[Structured figure records]
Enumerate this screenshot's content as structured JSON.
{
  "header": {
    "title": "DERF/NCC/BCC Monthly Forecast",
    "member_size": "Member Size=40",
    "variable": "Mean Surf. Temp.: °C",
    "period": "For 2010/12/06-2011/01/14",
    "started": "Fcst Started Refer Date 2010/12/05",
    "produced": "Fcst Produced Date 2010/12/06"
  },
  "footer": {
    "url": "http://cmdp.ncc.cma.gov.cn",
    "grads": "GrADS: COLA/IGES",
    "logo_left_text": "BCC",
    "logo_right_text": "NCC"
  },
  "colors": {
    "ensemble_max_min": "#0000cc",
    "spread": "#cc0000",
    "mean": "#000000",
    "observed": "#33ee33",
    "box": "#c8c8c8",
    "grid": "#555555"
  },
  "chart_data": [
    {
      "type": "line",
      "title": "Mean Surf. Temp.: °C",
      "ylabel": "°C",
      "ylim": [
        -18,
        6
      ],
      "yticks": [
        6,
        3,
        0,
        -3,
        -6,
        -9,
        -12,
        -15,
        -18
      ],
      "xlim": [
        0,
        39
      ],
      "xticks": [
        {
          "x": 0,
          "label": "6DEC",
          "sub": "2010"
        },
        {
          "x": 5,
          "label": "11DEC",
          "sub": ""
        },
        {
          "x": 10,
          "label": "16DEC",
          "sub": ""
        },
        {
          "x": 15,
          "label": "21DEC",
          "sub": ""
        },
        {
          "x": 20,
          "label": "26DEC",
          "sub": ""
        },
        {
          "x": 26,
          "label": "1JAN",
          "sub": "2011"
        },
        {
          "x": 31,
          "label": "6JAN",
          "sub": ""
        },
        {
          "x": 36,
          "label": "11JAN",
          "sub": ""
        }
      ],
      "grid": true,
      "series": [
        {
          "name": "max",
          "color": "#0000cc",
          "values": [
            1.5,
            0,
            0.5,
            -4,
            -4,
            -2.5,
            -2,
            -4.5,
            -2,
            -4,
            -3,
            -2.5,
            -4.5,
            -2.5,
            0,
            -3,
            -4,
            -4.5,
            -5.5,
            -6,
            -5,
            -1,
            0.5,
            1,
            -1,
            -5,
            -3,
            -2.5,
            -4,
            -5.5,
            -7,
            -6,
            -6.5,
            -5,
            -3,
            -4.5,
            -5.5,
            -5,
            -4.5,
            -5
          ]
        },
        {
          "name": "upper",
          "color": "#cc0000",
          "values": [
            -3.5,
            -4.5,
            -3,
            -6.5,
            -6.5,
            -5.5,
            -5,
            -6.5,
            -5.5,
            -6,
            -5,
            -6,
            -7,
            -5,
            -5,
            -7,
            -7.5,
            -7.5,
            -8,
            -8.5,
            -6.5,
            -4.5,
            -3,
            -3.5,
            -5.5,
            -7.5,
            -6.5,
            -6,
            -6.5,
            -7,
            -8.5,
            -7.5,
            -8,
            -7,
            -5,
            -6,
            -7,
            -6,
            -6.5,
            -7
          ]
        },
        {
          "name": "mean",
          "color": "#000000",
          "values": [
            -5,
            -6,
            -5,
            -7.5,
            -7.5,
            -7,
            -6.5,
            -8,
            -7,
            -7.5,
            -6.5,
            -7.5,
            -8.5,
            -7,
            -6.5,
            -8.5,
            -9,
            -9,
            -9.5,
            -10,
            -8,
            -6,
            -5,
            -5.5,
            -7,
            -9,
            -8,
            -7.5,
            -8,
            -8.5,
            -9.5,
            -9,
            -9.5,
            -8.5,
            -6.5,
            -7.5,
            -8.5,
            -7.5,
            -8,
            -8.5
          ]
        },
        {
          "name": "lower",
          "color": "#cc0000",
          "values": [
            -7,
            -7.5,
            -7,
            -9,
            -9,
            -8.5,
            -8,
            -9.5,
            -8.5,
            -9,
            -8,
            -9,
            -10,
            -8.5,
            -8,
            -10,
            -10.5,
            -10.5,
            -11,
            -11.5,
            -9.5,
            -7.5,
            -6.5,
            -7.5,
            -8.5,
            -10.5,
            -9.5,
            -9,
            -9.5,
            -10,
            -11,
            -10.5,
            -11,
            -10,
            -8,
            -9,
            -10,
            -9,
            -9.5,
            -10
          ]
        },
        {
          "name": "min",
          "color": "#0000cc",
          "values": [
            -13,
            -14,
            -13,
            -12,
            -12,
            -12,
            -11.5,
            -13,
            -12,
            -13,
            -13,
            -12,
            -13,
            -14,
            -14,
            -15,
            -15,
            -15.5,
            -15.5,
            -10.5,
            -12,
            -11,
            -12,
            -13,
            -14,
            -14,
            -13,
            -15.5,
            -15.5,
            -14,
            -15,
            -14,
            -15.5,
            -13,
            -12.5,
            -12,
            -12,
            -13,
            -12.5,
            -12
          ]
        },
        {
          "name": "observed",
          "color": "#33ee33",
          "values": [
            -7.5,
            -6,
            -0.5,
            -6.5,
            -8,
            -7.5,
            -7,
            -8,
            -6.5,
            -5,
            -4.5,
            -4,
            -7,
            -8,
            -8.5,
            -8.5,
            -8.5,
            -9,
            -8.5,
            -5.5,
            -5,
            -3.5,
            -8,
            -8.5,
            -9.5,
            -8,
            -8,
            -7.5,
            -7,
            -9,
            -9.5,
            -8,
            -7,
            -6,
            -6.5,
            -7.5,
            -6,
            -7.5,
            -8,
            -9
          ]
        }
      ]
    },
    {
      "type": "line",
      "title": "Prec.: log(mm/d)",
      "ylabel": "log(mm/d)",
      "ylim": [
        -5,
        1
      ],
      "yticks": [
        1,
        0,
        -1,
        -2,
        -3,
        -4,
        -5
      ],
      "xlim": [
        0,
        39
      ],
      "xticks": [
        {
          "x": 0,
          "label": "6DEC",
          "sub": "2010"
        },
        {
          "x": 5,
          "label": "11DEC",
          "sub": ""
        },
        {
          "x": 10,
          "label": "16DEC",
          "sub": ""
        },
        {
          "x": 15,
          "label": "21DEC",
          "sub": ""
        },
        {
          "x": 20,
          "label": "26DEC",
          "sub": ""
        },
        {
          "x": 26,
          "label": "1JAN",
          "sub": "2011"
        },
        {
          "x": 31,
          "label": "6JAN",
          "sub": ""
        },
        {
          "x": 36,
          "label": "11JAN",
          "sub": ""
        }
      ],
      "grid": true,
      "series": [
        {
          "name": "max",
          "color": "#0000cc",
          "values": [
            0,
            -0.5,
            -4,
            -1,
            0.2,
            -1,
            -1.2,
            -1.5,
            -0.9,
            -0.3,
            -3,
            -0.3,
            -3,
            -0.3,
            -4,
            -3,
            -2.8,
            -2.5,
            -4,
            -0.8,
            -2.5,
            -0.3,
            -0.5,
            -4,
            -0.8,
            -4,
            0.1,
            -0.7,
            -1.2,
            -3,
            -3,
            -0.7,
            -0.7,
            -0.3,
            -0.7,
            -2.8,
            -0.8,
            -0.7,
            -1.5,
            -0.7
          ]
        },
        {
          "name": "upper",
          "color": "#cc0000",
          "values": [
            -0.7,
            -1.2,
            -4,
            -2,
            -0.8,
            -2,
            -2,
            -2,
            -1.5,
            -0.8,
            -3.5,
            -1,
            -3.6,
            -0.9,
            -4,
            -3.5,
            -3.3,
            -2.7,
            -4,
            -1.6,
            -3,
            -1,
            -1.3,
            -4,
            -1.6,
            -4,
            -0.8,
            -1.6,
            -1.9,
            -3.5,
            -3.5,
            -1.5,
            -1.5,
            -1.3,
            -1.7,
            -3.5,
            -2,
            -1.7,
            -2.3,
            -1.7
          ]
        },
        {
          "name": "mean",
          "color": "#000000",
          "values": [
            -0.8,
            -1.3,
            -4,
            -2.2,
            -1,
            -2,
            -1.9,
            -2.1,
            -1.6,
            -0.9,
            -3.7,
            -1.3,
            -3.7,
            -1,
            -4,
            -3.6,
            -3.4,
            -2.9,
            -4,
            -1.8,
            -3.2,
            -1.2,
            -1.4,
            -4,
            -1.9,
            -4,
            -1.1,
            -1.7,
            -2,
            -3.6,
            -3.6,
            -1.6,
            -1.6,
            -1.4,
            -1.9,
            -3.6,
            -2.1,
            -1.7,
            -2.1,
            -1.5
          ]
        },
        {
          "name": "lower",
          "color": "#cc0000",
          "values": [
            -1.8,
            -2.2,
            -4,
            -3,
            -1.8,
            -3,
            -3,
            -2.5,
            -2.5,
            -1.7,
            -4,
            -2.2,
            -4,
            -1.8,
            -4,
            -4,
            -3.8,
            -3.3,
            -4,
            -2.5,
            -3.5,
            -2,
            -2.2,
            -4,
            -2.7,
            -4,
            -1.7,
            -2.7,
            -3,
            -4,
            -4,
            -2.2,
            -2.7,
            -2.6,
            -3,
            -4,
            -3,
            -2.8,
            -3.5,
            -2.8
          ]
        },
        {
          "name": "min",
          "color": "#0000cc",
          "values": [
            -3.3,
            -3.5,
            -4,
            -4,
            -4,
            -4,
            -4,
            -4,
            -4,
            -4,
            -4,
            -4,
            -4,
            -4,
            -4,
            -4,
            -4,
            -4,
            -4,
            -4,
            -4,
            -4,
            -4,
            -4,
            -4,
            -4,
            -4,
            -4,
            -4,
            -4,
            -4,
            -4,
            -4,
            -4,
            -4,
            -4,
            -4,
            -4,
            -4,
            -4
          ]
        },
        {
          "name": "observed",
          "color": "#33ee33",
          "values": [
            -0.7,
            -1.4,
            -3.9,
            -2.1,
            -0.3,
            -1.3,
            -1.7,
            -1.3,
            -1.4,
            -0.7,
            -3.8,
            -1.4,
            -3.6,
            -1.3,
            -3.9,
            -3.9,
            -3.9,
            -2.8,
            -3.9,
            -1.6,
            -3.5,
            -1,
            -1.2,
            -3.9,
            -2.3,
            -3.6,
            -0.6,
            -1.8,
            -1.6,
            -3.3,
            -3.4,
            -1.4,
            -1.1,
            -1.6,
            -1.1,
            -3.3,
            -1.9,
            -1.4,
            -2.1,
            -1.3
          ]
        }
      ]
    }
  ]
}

Given instruction
Check each line above for the string "title" and report how many lines have it, giving only the number.

Result for this task
3